» **Short problem**
Write out the whole listing word for word.

» **Data excerpts**
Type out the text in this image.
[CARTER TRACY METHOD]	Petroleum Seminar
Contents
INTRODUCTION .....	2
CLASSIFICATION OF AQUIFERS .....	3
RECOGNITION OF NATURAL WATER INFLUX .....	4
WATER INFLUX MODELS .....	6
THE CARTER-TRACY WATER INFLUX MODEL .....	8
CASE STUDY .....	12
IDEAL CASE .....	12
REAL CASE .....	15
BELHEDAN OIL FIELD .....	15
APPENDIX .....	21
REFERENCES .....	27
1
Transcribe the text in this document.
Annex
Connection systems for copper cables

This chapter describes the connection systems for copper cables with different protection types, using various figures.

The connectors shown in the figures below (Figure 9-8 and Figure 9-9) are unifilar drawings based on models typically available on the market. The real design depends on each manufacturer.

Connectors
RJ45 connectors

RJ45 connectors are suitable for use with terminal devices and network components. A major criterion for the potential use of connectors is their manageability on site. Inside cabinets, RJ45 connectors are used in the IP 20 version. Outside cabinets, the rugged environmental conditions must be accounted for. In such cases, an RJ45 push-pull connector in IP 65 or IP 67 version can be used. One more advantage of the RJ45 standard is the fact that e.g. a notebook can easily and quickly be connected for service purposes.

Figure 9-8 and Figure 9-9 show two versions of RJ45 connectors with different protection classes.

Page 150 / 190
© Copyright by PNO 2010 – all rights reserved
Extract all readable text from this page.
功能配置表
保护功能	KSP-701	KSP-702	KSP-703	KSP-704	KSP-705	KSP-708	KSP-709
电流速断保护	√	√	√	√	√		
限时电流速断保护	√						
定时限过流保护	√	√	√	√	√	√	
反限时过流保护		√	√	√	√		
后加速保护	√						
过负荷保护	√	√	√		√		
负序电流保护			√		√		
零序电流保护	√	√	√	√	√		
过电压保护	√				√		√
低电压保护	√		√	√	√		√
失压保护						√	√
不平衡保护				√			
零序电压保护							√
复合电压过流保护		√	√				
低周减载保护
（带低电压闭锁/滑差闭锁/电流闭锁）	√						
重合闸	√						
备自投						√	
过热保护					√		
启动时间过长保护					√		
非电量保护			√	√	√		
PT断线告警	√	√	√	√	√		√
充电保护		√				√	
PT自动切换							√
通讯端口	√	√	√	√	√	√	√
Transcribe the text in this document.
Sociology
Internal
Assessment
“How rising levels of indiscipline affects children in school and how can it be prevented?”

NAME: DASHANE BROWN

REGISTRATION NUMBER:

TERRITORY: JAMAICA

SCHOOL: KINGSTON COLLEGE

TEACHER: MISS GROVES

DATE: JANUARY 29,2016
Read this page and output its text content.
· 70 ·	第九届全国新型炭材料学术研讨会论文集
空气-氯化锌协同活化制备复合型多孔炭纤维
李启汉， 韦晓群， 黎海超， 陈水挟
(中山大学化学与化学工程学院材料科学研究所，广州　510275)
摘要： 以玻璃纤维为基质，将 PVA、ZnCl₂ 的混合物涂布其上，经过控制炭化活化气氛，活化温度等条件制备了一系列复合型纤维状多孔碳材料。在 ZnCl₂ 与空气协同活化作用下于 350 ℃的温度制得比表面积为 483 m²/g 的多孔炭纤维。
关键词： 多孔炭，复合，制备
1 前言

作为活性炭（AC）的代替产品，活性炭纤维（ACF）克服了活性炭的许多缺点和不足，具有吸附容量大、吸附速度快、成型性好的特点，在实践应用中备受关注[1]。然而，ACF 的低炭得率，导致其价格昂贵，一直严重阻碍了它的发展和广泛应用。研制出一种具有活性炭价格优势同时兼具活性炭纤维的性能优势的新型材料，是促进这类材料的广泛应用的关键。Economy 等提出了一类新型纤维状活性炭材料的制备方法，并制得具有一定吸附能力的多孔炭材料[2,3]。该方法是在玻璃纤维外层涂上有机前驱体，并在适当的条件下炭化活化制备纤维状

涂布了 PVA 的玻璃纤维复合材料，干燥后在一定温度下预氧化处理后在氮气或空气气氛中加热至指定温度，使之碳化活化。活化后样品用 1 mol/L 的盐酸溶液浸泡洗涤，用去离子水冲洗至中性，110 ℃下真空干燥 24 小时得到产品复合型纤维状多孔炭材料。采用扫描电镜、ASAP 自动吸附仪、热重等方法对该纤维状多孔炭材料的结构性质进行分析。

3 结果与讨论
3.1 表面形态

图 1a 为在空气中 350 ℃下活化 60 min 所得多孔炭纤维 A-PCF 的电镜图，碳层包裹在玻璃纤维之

» **Expected output**
Type out the text in this image.
[CARTER TRACY METHOD]	Petroleum Seminar
Contents
INTRODUCTION .....	2
CLASSIFICATION OF AQUIFERS .....	3
RECOGNITION OF NATURAL WATER INFLUX .....	4
WATER INFLUX MODELS .....	6
THE CARTER-TRACY WATER INFLUX MODEL .....	8
CASE STUDY .....	12
IDEAL CASE .....	12
REAL CASE .....	15
BELHEDAN OIL FIELD .....	15
APPENDIX .....	21
REFERENCES .....	27
1
Transcribe the text in this document.
Annex
Connection systems for copper cables

This chapter describes the connection systems for copper cables with different protection types, using various figures.

The connectors shown in the figures below (Figure 9-8 and Figure 9-9) are unifilar drawings based on models typically available on the market. The real design depends on each manufacturer.

Connectors
RJ45 connectors

RJ45 connectors are suitable for use with terminal devices and network components. A major criterion for the potential use of connectors is their manageability on site. Inside cabinets, RJ45 connectors are used in the IP 20 version. Outside cabinets, the rugged environmental conditions must be accounted for. In such cases, an RJ45 push-pull connector in IP 65 or IP 67 version can be used. One more advantage of the RJ45 standard is the fact that e.g. a notebook can easily and quickly be connected for service purposes.

Figure 9-8 and Figure 9-9 show two versions of RJ45 connectors with different protection classes.

Page 150 / 190
© Copyright by PNO 2010 – all rights reserved
Extract all readable text from this page.
功能配置表
保护功能	KSP-701	KSP-702	KSP-703	KSP-704	KSP-705	KSP-708	KSP-709
电流速断保护	√	√	√	√	√		
限时电流速断保护	√						
定时限过流保护	√	√	√	√	√	√	
反限时过流保护		√	√	√	√		
后加速保护	√						
过负荷保护	√	√	√		√		
负序电流保护			√		√		
零序电流保护	√	√	√	√	√		
过电压保护	√				√		√
低电压保护	√		√	√	√		√
失压保护						√	√
不平衡保护				√			
零序电压保护							√
复合电压过流保护		√	√				
低周减载保护
（带低电压闭锁/滑差闭锁/电流闭锁）	√						
重合闸	√						
备自投						√	
过热保护					√		
启动时间过长保护					√		
非电量保护			√	√	√		
PT断线告警	√	√	√	√	√		√
充电保护		√				√	
PT自动切换							√
通讯端口	√	√	√	√	√	√	√
Transcribe the text in this document.
Sociology
Internal
Assessment
“How rising levels of indiscipline affects children in school and how can it be prevented?”

NAME: DASHANE BROWN

REGISTRATION NUMBER:

TERRITORY: JAMAICA

SCHOOL: KINGSTON COLLEGE

TEACHER: MISS GROVES

DATE: JANUARY 29,2016
Read this page and output its text content.
· 70 ·	第九届全国新型炭材料学术研讨会论文集
空气-氯化锌协同活化制备复合型多孔炭纤维
李启汉， 韦晓群， 黎海超， 陈水挟
(中山大学化学与化学工程学院材料科学研究所，广州　510275)
摘要： 以玻璃纤维为基质，将 PVA、ZnCl₂ 的混合物涂布其上，经过控制炭化活化气氛，活化温度等条件制备了一系列复合型纤维状多孔碳材料。在 ZnCl₂ 与空气协同活化作用下于 350 ℃的温度制得比表面积为 483 m²/g 的多孔炭纤维。
关键词： 多孔炭，复合，制备
1 前言

作为活性炭（AC）的代替产品，活性炭纤维（ACF）克服了活性炭的许多缺点和不足，具有吸附容量大、吸附速度快、成型性好的特点，在实践应用中备受关注[1]。然而，ACF 的低炭得率，导致其价格昂贵，一直严重阻碍了它的发展和广泛应用。研制出一种具有活性炭价格优势同时兼具活性炭纤维的性能优势的新型材料，是促进这类材料的广泛应用的关键。Economy 等提出了一类新型纤维状活性炭材料的制备方法，并制得具有一定吸附能力的多孔炭材料[2,3]。该方法是在玻璃纤维外层涂上有机前驱体，并在适当的条件下炭化活化制备纤维状

涂布了 PVA 的玻璃纤维复合材料，干燥后在一定温度下预氧化处理后在氮气或空气气氛中加热至指定温度，使之碳化活化。活化后样品用 1 mol/L 的盐酸溶液浸泡洗涤，用去离子水冲洗至中性，110 ℃下真空干燥 24 小时得到产品复合型纤维状多孔炭材料。采用扫描电镜、ASAP 自动吸附仪、热重等方法对该纤维状多孔炭材料的结构性质进行分析。

3 结果与讨论
3.1 表面形态

图 1a 为在空气中 350 ℃下活化 60 min 所得多孔炭纤维 A-PCF 的电镜图，碳层包裹在玻璃纤维之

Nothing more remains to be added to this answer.